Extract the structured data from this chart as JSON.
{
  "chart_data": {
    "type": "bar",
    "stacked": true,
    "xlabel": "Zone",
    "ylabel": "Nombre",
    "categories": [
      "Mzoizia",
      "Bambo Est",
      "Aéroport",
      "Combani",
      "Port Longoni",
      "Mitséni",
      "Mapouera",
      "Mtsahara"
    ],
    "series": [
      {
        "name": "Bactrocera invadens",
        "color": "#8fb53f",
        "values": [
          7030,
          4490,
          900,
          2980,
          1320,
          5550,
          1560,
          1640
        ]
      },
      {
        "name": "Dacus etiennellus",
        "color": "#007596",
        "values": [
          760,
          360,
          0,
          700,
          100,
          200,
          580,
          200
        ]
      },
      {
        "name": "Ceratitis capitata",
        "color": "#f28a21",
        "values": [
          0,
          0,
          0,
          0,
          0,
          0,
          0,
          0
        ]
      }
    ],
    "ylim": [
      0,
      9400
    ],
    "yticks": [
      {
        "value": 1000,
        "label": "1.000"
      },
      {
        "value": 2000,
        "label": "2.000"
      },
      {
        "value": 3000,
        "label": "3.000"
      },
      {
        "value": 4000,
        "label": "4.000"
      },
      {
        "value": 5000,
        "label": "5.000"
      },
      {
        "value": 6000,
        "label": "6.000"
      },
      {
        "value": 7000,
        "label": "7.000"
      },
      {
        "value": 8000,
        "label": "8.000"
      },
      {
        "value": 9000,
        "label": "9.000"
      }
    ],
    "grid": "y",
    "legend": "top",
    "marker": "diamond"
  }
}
----------
Would you restate each of the entries word for word?

Exercise response:
Extract the structured data from this chart as JSON.
{
  "chart_data": {
    "type": "bar",
    "stacked": true,
    "xlabel": "Zone",
    "ylabel": "Nombre",
    "categories": [
      "Mzoizia",
      "Bambo Est",
      "Aéroport",
      "Combani",
      "Port Longoni",
      "Mitséni",
      "Mapouera",
      "Mtsahara"
    ],
    "series": [
      {
        "name": "Bactrocera invadens",
        "color": "#8fb53f",
        "values": [
          7030,
          4490,
          900,
          2980,
          1320,
          5550,
          1560,
          1640
        ]
      },
      {
        "name": "Dacus etiennellus",
        "color": "#007596",
        "values": [
          760,
          360,
          0,
          700,
          100,
          200,
          580,
          200
        ]
      },
      {
        "name": "Ceratitis capitata",
        "color": "#f28a21",
        "values": [
          0,
          0,
          0,
          0,
          0,
          0,
          0,
          0
        ]
      }
    ],
    "ylim": [
      0,
      9400
    ],
    "yticks": [
      {
        "value": 1000,
        "label": "1.000"
      },
      {
        "value": 2000,
        "label": "2.000"
      },
      {
        "value": 3000,
        "label": "3.000"
      },
      {
        "value": 4000,
        "label": "4.000"
      },
      {
        "value": 5000,
        "label": "5.000"
      },
      {
        "value": 6000,
        "label": "6.000"
      },
      {
        "value": 7000,
        "label": "7.000"
      },
      {
        "value": 8000,
        "label": "8.000"
      },
      {
        "value": 9000,
        "label": "9.000"
      }
    ],
    "grid": "y",
    "legend": "top",
    "marker": "diamond"
  }
}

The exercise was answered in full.